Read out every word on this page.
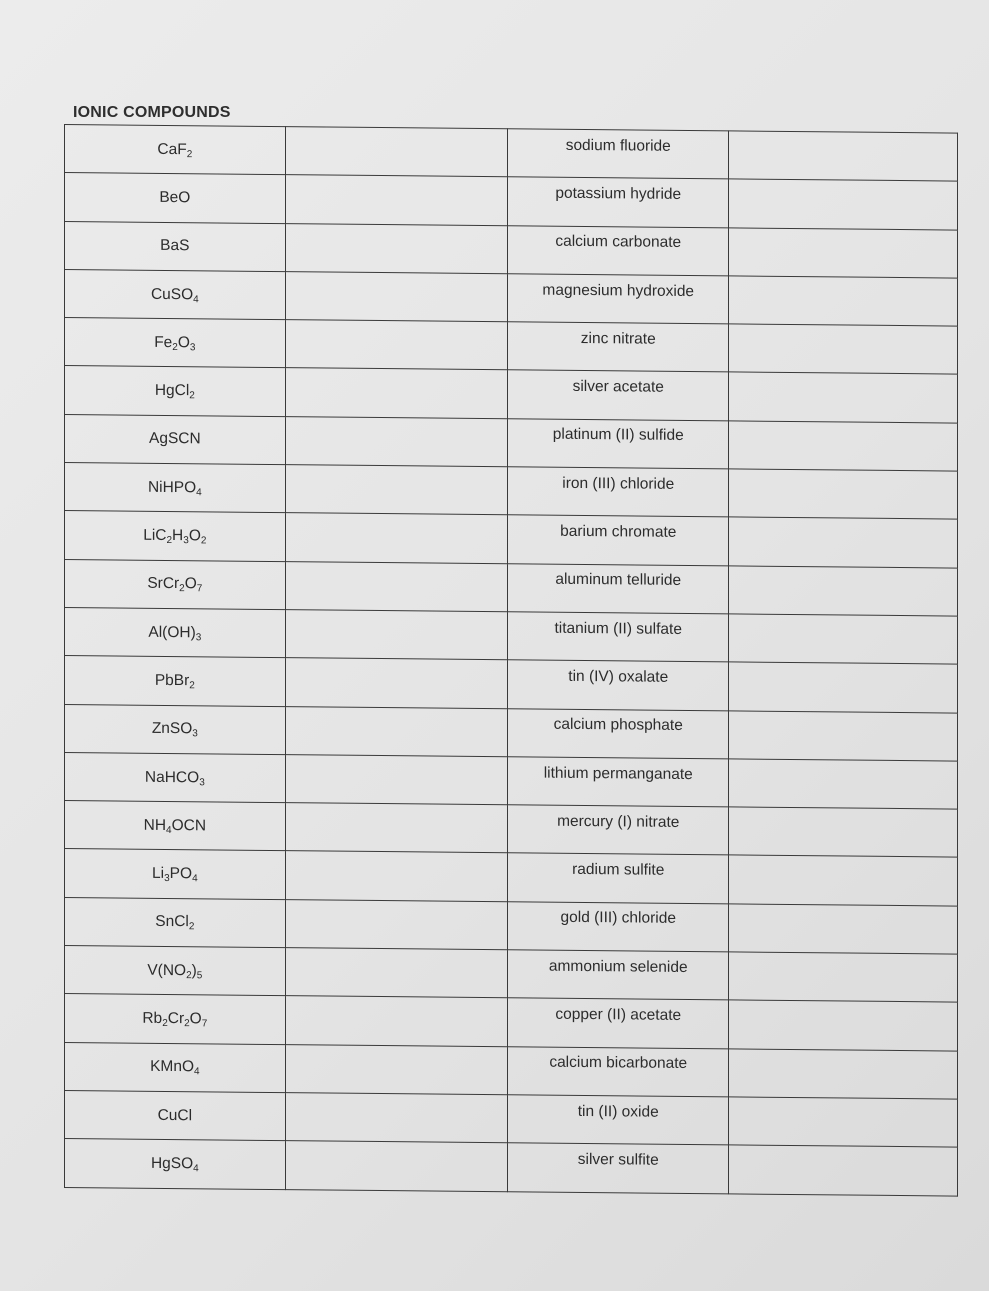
IONIC COMPOUNDS
CaF$_2$		sodium fluoride	
BeO		potassium hydride	
BaS		calcium carbonate	
CuSO$_4$		magnesium hydroxide	
$Fe_2O_3$		zinc nitrate	
HgCl$_2$		silver acetate	
AgSCN		platinum (II) sulfide	
NiHPO$_4$		iron (III) chloride	
$LiC_2H_3O_2$		barium chromate	
$SrCr_2O_7$		aluminum telluride	
$Al(OH)_3$		titanium (II) sulfate	
PbBr$_2$		tin (IV) oxalate	
ZnSO$_3$		calcium phosphate	
NaHCO$_3$		lithium permanganate	
$NH_4OCN$		mercury (I) nitrate	
$Li_3PO_4$		radium sulfite	
SnCl$_2$		gold (III) chloride	
$V(NO_2)_5$		ammonium selenide	
$Rb_2Cr_2O_7$		copper (II) acetate	
KMnO$_4$		calcium bicarbonate	
CuCl		tin (II) oxide	
HgSO$_4$		silver sulfite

**TO BE DONE**
Would you set down the listing exactly, omitting pictures?

**EXERCISE RESULT**
Read out every word on this page.
IONIC COMPOUNDS
CaF$_2$		sodium fluoride	
BeO		potassium hydride	
BaS		calcium carbonate	
CuSO$_4$		magnesium hydroxide	
$Fe_2O_3$		zinc nitrate	
HgCl$_2$		silver acetate	
AgSCN		platinum (II) sulfide	
NiHPO$_4$		iron (III) chloride	
$LiC_2H_3O_2$		barium chromate	
$SrCr_2O_7$		aluminum telluride	
$Al(OH)_3$		titanium (II) sulfate	
PbBr$_2$		tin (IV) oxalate	
ZnSO$_3$		calcium phosphate	
NaHCO$_3$		lithium permanganate	
$NH_4OCN$		mercury (I) nitrate	
$Li_3PO_4$		radium sulfite	
SnCl$_2$		gold (III) chloride	
$V(NO_2)_5$		ammonium selenide	
$Rb_2Cr_2O_7$		copper (II) acetate	
KMnO$_4$		calcium bicarbonate	
CuCl		tin (II) oxide	
HgSO$_4$		silver sulfite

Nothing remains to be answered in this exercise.